=== Request ===
Examine the material below. Gather every line in which the string "přirozené" appears.

**** Given records

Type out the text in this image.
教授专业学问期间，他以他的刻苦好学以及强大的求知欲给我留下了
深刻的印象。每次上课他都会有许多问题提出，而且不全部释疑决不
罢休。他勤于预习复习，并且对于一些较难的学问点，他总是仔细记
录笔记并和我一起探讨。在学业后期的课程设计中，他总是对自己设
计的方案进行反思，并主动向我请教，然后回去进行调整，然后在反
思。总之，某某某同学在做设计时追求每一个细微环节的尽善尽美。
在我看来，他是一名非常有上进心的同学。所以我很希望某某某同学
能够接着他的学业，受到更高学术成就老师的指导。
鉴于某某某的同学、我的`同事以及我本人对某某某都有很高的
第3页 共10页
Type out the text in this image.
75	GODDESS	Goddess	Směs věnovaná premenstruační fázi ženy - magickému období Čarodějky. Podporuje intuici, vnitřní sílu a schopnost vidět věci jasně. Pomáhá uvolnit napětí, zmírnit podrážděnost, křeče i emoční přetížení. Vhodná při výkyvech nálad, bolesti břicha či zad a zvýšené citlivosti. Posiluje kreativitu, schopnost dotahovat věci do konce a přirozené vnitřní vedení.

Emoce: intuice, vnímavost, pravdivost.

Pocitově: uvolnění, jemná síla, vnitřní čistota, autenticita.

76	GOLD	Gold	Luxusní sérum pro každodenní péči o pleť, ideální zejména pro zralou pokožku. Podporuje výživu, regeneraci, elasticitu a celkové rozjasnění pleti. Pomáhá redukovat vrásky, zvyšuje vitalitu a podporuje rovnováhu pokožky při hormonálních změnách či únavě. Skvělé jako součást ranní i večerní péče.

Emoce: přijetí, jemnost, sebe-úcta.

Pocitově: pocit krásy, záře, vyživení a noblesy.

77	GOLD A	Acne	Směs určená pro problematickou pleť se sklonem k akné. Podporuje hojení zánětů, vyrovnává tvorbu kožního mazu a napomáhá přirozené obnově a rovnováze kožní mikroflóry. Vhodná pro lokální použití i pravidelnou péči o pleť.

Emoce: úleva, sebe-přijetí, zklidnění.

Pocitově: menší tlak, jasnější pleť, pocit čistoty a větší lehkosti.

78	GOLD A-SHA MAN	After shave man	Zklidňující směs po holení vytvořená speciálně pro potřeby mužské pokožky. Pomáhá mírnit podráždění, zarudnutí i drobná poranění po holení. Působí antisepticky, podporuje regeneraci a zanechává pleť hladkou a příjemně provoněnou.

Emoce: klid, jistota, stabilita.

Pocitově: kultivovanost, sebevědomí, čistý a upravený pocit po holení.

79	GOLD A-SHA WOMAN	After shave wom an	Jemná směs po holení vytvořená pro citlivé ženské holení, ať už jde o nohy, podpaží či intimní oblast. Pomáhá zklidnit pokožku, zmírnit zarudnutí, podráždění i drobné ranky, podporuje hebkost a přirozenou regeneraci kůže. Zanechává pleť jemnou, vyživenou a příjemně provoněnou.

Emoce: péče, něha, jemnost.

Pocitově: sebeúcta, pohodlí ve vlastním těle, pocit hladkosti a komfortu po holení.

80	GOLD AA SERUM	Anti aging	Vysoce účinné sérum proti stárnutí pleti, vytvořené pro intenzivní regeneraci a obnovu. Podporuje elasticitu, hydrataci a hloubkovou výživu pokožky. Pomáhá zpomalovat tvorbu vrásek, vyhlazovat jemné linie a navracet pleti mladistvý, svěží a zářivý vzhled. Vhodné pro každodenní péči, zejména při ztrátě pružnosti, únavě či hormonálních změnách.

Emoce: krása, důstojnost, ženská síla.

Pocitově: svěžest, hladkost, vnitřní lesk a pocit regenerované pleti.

********

=== Problem solution ===
75	GODDESS	Goddess	Směs věnovaná premenstruační fázi ženy - magickému období Čarodějky. Podporuje intuici, vnitřní sílu a schopnost vidět věci jasně. Pomáhá uvolnit napětí, zmírnit podrážděnost, křeče i emoční přetížení. Vhodná při výkyvech nálad, bolesti břicha či zad a zvýšené citlivosti. Posiluje kreativitu, schopnost dotahovat věci do konce a přirozené vnitřní vedení.
77	GOLD A	Acne	Směs určená pro problematickou pleť se sklonem k akné. Podporuje hojení zánětů, vyrovnává tvorbu kožního mazu a napomáhá přirozené obnově a rovnováze kožní mikroflóry. Vhodná pro lokální použití i pravidelnou péči o pleť.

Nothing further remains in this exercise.